── STORED RECORDS

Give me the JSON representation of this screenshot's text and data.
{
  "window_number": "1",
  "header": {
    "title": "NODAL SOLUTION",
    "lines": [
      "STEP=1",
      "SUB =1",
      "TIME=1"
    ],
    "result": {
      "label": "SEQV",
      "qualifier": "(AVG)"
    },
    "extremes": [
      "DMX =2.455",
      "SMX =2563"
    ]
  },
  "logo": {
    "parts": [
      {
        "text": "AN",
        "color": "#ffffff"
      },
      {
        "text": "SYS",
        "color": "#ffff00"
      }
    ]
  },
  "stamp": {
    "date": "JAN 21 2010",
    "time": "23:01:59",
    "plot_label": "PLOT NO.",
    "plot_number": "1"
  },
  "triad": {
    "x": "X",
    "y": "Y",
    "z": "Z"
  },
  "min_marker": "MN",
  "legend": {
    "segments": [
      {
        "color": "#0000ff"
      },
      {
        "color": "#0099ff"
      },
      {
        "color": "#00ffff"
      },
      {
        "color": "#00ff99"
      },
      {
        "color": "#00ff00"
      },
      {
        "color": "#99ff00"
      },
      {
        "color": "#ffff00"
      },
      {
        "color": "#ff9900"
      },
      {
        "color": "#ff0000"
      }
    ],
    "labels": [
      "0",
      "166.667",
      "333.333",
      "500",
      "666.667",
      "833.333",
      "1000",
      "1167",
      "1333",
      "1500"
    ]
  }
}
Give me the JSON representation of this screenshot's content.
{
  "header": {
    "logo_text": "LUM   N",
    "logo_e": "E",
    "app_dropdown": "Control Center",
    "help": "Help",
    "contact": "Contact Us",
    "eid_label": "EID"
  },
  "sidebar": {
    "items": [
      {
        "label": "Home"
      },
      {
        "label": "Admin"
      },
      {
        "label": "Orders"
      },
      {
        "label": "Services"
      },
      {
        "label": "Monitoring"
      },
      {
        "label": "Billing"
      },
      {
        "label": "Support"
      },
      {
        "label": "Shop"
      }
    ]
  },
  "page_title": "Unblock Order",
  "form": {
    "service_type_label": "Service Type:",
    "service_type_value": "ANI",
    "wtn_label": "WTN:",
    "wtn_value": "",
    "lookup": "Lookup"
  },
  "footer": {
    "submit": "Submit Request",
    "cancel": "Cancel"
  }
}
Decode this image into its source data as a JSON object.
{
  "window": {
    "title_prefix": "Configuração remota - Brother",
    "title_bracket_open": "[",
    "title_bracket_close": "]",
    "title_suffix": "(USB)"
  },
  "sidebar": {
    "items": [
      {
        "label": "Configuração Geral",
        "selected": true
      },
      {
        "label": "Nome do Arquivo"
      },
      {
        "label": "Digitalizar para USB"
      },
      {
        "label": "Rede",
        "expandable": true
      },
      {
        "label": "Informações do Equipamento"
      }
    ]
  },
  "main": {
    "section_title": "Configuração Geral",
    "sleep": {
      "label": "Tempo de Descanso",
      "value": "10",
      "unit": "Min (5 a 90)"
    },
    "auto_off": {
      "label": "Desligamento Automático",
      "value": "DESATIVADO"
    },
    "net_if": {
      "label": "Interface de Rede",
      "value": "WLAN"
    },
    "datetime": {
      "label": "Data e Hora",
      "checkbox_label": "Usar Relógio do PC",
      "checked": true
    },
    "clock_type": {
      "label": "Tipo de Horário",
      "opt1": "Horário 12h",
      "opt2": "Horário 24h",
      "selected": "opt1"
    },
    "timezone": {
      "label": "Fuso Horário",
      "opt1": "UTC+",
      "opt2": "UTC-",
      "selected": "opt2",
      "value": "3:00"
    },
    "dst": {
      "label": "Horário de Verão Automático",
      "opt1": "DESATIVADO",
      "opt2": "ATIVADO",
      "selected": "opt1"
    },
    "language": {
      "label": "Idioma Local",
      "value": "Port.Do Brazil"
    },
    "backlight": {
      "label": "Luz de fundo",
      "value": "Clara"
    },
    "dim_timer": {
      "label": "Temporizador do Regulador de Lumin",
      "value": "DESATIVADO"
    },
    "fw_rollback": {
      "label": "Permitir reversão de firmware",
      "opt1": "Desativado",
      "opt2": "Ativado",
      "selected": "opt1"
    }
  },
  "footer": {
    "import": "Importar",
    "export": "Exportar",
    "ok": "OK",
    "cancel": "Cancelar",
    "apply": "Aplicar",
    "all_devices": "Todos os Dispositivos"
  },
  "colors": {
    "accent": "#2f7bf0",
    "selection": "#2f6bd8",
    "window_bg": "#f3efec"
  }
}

────

* _WHAT IS BEING ASKED_: Repeat the records above exactly, leaving none out.

* _RESULT OF THIS EXERCISE_:
Give me the JSON representation of this screenshot's text and data.
{
  "window_number": "1",
  "header": {
    "title": "NODAL SOLUTION",
    "lines": [
      "STEP=1",
      "SUB =1",
      "TIME=1"
    ],
    "result": {
      "label": "SEQV",
      "qualifier": "(AVG)"
    },
    "extremes": [
      "DMX =2.455",
      "SMX =2563"
    ]
  },
  "logo": {
    "parts": [
      {
        "text": "AN",
        "color": "#ffffff"
      },
      {
        "text": "SYS",
        "color": "#ffff00"
      }
    ]
  },
  "stamp": {
    "date": "JAN 21 2010",
    "time": "23:01:59",
    "plot_label": "PLOT NO.",
    "plot_number": "1"
  },
  "triad": {
    "x": "X",
    "y": "Y",
    "z": "Z"
  },
  "min_marker": "MN",
  "legend": {
    "segments": [
      {
        "color": "#0000ff"
      },
      {
        "color": "#0099ff"
      },
      {
        "color": "#00ffff"
      },
      {
        "color": "#00ff99"
      },
      {
        "color": "#00ff00"
      },
      {
        "color": "#99ff00"
      },
      {
        "color": "#ffff00"
      },
      {
        "color": "#ff9900"
      },
      {
        "color": "#ff0000"
      }
    ],
    "labels": [
      "0",
      "166.667",
      "333.333",
      "500",
      "666.667",
      "833.333",
      "1000",
      "1167",
      "1333",
      "1500"
    ]
  }
}
Give me the JSON representation of this screenshot's content.
{
  "header": {
    "logo_text": "LUM   N",
    "logo_e": "E",
    "app_dropdown": "Control Center",
    "help": "Help",
    "contact": "Contact Us",
    "eid_label": "EID"
  },
  "sidebar": {
    "items": [
      {
        "label": "Home"
      },
      {
        "label": "Admin"
      },
      {
        "label": "Orders"
      },
      {
        "label": "Services"
      },
      {
        "label": "Monitoring"
      },
      {
        "label": "Billing"
      },
      {
        "label": "Support"
      },
      {
        "label": "Shop"
      }
    ]
  },
  "page_title": "Unblock Order",
  "form": {
    "service_type_label": "Service Type:",
    "service_type_value": "ANI",
    "wtn_label": "WTN:",
    "wtn_value": "",
    "lookup": "Lookup"
  },
  "footer": {
    "submit": "Submit Request",
    "cancel": "Cancel"
  }
}
Decode this image into its source data as a JSON object.
{
  "window": {
    "title_prefix": "Configuração remota - Brother",
    "title_bracket_open": "[",
    "title_bracket_close": "]",
    "title_suffix": "(USB)"
  },
  "sidebar": {
    "items": [
      {
        "label": "Configuração Geral",
        "selected": true
      },
      {
        "label": "Nome do Arquivo"
      },
      {
        "label": "Digitalizar para USB"
      },
      {
        "label": "Rede",
        "expandable": true
      },
      {
        "label": "Informações do Equipamento"
      }
    ]
  },
  "main": {
    "section_title": "Configuração Geral",
    "sleep": {
      "label": "Tempo de Descanso",
      "value": "10",
      "unit": "Min (5 a 90)"
    },
    "auto_off": {
      "label": "Desligamento Automático",
      "value": "DESATIVADO"
    },
    "net_if": {
      "label": "Interface de Rede",
      "value": "WLAN"
    },
    "datetime": {
      "label": "Data e Hora",
      "checkbox_label": "Usar Relógio do PC",
      "checked": true
    },
    "clock_type": {
      "label": "Tipo de Horário",
      "opt1": "Horário 12h",
      "opt2": "Horário 24h",
      "selected": "opt1"
    },
    "timezone": {
      "label": "Fuso Horário",
      "opt1": "UTC+",
      "opt2": "UTC-",
      "selected": "opt2",
      "value": "3:00"
    },
    "dst": {
      "label": "Horário de Verão Automático",
      "opt1": "DESATIVADO",
      "opt2": "ATIVADO",
      "selected": "opt1"
    },
    "language": {
      "label": "Idioma Local",
      "value": "Port.Do Brazil"
    },
    "backlight": {
      "label": "Luz de fundo",
      "value": "Clara"
    },
    "dim_timer": {
      "label": "Temporizador do Regulador de Lumin",
      "value": "DESATIVADO"
    },
    "fw_rollback": {
      "label": "Permitir reversão de firmware",
      "opt1": "Desativado",
      "opt2": "Ativado",
      "selected": "opt1"
    }
  },
  "footer": {
    "import": "Importar",
    "export": "Exportar",
    "ok": "OK",
    "cancel": "Cancelar",
    "apply": "Aplicar",
    "all_devices": "Todos os Dispositivos"
  },
  "colors": {
    "accent": "#2f7bf0",
    "selection": "#2f6bd8",
    "window_bg": "#f3efec"
  }
}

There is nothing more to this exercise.